Start Input data

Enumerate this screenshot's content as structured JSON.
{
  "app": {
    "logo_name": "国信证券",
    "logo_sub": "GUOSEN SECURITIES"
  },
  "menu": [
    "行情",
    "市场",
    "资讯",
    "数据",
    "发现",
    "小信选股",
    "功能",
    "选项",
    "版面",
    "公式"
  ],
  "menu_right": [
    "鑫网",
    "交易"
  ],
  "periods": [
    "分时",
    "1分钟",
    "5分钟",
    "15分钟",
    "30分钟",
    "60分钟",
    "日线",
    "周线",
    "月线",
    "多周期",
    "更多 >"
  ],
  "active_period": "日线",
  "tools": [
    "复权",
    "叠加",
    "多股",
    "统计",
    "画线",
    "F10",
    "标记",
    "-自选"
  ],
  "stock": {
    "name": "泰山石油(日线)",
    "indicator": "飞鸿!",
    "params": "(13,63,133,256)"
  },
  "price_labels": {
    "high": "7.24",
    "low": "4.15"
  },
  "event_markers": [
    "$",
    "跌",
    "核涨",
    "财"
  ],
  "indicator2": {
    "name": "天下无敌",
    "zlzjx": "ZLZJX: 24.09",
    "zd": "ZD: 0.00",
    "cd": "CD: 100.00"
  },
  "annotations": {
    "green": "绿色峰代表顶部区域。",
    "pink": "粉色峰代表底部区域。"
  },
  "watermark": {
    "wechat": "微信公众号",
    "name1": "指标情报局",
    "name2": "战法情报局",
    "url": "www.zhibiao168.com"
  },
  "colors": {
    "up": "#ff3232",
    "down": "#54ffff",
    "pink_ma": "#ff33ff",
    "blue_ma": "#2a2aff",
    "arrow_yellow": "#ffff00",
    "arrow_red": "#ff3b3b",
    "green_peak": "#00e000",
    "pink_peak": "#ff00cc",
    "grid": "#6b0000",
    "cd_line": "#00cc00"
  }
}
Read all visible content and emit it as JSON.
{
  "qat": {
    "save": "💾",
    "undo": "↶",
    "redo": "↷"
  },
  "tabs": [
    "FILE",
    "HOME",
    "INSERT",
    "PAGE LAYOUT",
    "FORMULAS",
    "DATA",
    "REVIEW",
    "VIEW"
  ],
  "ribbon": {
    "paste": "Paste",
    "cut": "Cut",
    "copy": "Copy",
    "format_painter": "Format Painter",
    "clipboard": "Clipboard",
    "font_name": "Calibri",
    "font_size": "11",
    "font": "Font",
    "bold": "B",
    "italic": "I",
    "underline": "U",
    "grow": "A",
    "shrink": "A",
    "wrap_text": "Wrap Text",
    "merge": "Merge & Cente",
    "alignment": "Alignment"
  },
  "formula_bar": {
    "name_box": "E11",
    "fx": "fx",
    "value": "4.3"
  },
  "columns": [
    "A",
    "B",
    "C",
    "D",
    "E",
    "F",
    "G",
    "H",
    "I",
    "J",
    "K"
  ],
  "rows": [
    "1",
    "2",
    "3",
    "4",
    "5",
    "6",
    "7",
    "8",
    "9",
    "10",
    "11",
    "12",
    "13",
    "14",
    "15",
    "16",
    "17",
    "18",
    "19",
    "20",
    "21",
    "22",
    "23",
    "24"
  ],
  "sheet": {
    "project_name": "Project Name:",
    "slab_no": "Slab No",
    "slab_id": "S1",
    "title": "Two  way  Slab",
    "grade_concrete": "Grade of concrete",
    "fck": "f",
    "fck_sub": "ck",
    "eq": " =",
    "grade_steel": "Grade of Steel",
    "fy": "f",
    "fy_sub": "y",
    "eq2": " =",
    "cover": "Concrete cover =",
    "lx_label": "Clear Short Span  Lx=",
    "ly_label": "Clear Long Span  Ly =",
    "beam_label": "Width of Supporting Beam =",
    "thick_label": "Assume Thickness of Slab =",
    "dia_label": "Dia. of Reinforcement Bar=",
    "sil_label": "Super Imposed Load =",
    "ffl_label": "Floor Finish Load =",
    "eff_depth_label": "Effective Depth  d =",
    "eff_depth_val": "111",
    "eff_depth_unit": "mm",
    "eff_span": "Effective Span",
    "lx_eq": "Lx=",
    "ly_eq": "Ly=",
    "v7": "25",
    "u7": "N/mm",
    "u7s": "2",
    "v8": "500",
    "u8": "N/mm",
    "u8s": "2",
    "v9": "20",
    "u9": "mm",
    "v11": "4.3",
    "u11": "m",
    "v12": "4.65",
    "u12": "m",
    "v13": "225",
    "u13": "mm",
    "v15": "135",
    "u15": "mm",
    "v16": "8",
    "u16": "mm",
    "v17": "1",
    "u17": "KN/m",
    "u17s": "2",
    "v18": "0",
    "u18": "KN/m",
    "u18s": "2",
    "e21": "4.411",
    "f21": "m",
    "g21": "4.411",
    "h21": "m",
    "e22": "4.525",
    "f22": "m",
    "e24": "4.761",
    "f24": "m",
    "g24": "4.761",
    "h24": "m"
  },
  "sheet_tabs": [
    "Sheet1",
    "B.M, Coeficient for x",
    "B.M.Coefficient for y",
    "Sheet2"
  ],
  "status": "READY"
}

End Input data

● Problem details
Where a line of the material above holds the string "Grade", copy that line.

● Correct result
    "grade_concrete": "Grade of concrete",
    "grade_steel": "Grade of Steel",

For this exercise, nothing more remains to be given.